§ EXERCISE DETAILS
Return each entry exactly, omitting nothing.

== DATA SHOWN

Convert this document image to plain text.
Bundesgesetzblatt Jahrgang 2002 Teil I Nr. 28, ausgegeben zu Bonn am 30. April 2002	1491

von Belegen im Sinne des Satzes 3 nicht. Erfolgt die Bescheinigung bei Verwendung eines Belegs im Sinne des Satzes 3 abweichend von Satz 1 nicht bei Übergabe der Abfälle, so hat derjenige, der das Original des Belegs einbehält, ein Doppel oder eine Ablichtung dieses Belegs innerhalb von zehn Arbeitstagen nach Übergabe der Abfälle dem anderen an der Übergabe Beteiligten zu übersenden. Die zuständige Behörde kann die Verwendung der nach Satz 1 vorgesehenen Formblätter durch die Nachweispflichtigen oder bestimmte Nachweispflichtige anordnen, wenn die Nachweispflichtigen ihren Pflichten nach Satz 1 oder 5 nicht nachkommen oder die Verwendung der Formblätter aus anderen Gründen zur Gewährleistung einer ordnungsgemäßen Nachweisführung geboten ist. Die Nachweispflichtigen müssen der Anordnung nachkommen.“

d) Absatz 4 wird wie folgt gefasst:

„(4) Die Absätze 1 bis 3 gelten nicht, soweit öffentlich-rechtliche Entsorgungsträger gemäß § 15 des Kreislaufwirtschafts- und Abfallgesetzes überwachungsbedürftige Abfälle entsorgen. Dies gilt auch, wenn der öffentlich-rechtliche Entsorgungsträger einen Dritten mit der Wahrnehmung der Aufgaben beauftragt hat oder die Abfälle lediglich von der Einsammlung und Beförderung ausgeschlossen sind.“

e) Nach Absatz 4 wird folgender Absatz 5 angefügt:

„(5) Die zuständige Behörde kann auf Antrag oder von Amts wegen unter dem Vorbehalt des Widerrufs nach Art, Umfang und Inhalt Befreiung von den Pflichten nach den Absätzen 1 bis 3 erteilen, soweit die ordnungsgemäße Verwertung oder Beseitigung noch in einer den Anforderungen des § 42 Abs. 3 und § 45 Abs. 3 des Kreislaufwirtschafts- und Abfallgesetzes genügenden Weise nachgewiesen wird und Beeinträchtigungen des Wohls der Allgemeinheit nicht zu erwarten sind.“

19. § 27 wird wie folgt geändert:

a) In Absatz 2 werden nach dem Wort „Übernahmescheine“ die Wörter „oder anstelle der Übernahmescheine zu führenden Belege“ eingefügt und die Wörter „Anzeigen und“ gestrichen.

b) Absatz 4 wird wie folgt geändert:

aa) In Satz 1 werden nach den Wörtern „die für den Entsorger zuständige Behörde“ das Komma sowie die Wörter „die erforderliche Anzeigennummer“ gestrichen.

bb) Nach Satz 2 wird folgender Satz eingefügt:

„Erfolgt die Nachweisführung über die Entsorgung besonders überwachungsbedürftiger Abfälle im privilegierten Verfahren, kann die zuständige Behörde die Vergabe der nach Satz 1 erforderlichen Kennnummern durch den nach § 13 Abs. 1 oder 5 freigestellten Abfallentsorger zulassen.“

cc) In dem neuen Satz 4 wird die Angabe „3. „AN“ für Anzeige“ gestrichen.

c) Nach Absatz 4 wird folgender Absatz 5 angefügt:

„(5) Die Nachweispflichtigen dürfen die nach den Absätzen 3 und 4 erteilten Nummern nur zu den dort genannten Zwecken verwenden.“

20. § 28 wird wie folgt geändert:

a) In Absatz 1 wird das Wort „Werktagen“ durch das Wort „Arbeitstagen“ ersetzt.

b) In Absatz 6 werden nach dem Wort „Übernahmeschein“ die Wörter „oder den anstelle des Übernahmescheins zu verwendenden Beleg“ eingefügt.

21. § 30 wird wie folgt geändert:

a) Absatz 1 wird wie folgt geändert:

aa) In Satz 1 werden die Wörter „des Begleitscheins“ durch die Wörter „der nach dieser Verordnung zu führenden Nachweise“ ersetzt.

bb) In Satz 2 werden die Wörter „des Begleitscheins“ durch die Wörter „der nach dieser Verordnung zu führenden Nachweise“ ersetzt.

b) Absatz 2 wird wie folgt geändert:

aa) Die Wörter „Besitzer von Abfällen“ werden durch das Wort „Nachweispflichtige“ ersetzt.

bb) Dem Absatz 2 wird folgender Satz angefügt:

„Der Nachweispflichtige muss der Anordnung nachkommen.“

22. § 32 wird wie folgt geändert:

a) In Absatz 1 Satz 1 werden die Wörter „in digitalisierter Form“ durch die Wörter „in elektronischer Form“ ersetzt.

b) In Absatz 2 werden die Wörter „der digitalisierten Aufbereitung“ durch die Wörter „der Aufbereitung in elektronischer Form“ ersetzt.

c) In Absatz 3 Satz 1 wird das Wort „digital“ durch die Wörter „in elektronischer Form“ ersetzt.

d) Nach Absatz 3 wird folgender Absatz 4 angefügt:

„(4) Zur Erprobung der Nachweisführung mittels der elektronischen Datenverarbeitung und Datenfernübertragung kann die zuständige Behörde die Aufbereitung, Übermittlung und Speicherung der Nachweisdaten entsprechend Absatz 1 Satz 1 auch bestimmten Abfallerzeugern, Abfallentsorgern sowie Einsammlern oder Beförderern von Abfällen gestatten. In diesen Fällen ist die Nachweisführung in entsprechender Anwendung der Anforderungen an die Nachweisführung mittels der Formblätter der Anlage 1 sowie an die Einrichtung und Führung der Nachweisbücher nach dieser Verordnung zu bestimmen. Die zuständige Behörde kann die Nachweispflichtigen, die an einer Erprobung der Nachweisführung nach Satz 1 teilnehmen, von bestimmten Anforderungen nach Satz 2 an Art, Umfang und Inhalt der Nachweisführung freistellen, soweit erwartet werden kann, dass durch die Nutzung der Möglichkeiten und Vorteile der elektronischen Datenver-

====

§ REPLY TO THE EXERCISE
Convert this document image to plain text.
Bundesgesetzblatt Jahrgang 2002 Teil I Nr. 28, ausgegeben zu Bonn am 30. April 2002	1491

von Belegen im Sinne des Satzes 3 nicht. Erfolgt die Bescheinigung bei Verwendung eines Belegs im Sinne des Satzes 3 abweichend von Satz 1 nicht bei Übergabe der Abfälle, so hat derjenige, der das Original des Belegs einbehält, ein Doppel oder eine Ablichtung dieses Belegs innerhalb von zehn Arbeitstagen nach Übergabe der Abfälle dem anderen an der Übergabe Beteiligten zu übersenden. Die zuständige Behörde kann die Verwendung der nach Satz 1 vorgesehenen Formblätter durch die Nachweispflichtigen oder bestimmte Nachweispflichtige anordnen, wenn die Nachweispflichtigen ihren Pflichten nach Satz 1 oder 5 nicht nachkommen oder die Verwendung der Formblätter aus anderen Gründen zur Gewährleistung einer ordnungsgemäßen Nachweisführung geboten ist. Die Nachweispflichtigen müssen der Anordnung nachkommen.“

d) Absatz 4 wird wie folgt gefasst:

„(4) Die Absätze 1 bis 3 gelten nicht, soweit öffentlich-rechtliche Entsorgungsträger gemäß § 15 des Kreislaufwirtschafts- und Abfallgesetzes überwachungsbedürftige Abfälle entsorgen. Dies gilt auch, wenn der öffentlich-rechtliche Entsorgungsträger einen Dritten mit der Wahrnehmung der Aufgaben beauftragt hat oder die Abfälle lediglich von der Einsammlung und Beförderung ausgeschlossen sind.“

e) Nach Absatz 4 wird folgender Absatz 5 angefügt:

„(5) Die zuständige Behörde kann auf Antrag oder von Amts wegen unter dem Vorbehalt des Widerrufs nach Art, Umfang und Inhalt Befreiung von den Pflichten nach den Absätzen 1 bis 3 erteilen, soweit die ordnungsgemäße Verwertung oder Beseitigung noch in einer den Anforderungen des § 42 Abs. 3 und § 45 Abs. 3 des Kreislaufwirtschafts- und Abfallgesetzes genügenden Weise nachgewiesen wird und Beeinträchtigungen des Wohls der Allgemeinheit nicht zu erwarten sind.“

19. § 27 wird wie folgt geändert:

a) In Absatz 2 werden nach dem Wort „Übernahmescheine“ die Wörter „oder anstelle der Übernahmescheine zu führenden Belege“ eingefügt und die Wörter „Anzeigen und“ gestrichen.

b) Absatz 4 wird wie folgt geändert:

aa) In Satz 1 werden nach den Wörtern „die für den Entsorger zuständige Behörde“ das Komma sowie die Wörter „die erforderliche Anzeigennummer“ gestrichen.

bb) Nach Satz 2 wird folgender Satz eingefügt:

„Erfolgt die Nachweisführung über die Entsorgung besonders überwachungsbedürftiger Abfälle im privilegierten Verfahren, kann die zuständige Behörde die Vergabe der nach Satz 1 erforderlichen Kennnummern durch den nach § 13 Abs. 1 oder 5 freigestellten Abfallentsorger zulassen.“

cc) In dem neuen Satz 4 wird die Angabe „3. „AN“ für Anzeige“ gestrichen.

c) Nach Absatz 4 wird folgender Absatz 5 angefügt:

„(5) Die Nachweispflichtigen dürfen die nach den Absätzen 3 und 4 erteilten Nummern nur zu den dort genannten Zwecken verwenden.“

20. § 28 wird wie folgt geändert:

a) In Absatz 1 wird das Wort „Werktagen“ durch das Wort „Arbeitstagen“ ersetzt.

b) In Absatz 6 werden nach dem Wort „Übernahmeschein“ die Wörter „oder den anstelle des Übernahmescheins zu verwendenden Beleg“ eingefügt.

21. § 30 wird wie folgt geändert:

a) Absatz 1 wird wie folgt geändert:

aa) In Satz 1 werden die Wörter „des Begleitscheins“ durch die Wörter „der nach dieser Verordnung zu führenden Nachweise“ ersetzt.

bb) In Satz 2 werden die Wörter „des Begleitscheins“ durch die Wörter „der nach dieser Verordnung zu führenden Nachweise“ ersetzt.

b) Absatz 2 wird wie folgt geändert:

aa) Die Wörter „Besitzer von Abfällen“ werden durch das Wort „Nachweispflichtige“ ersetzt.

bb) Dem Absatz 2 wird folgender Satz angefügt:

„Der Nachweispflichtige muss der Anordnung nachkommen.“

22. § 32 wird wie folgt geändert:

a) In Absatz 1 Satz 1 werden die Wörter „in digitalisierter Form“ durch die Wörter „in elektronischer Form“ ersetzt.

b) In Absatz 2 werden die Wörter „der digitalisierten Aufbereitung“ durch die Wörter „der Aufbereitung in elektronischer Form“ ersetzt.

c) In Absatz 3 Satz 1 wird das Wort „digital“ durch die Wörter „in elektronischer Form“ ersetzt.

d) Nach Absatz 3 wird folgender Absatz 4 angefügt:

„(4) Zur Erprobung der Nachweisführung mittels der elektronischen Datenverarbeitung und Datenfernübertragung kann die zuständige Behörde die Aufbereitung, Übermittlung und Speicherung der Nachweisdaten entsprechend Absatz 1 Satz 1 auch bestimmten Abfallerzeugern, Abfallentsorgern sowie Einsammlern oder Beförderern von Abfällen gestatten. In diesen Fällen ist die Nachweisführung in entsprechender Anwendung der Anforderungen an die Nachweisführung mittels der Formblätter der Anlage 1 sowie an die Einrichtung und Führung der Nachweisbücher nach dieser Verordnung zu bestimmen. Die zuständige Behörde kann die Nachweispflichtigen, die an einer Erprobung der Nachweisführung nach Satz 1 teilnehmen, von bestimmten Anforderungen nach Satz 2 an Art, Umfang und Inhalt der Nachweisführung freistellen, soweit erwartet werden kann, dass durch die Nutzung der Möglichkeiten und Vorteile der elektronischen Datenver-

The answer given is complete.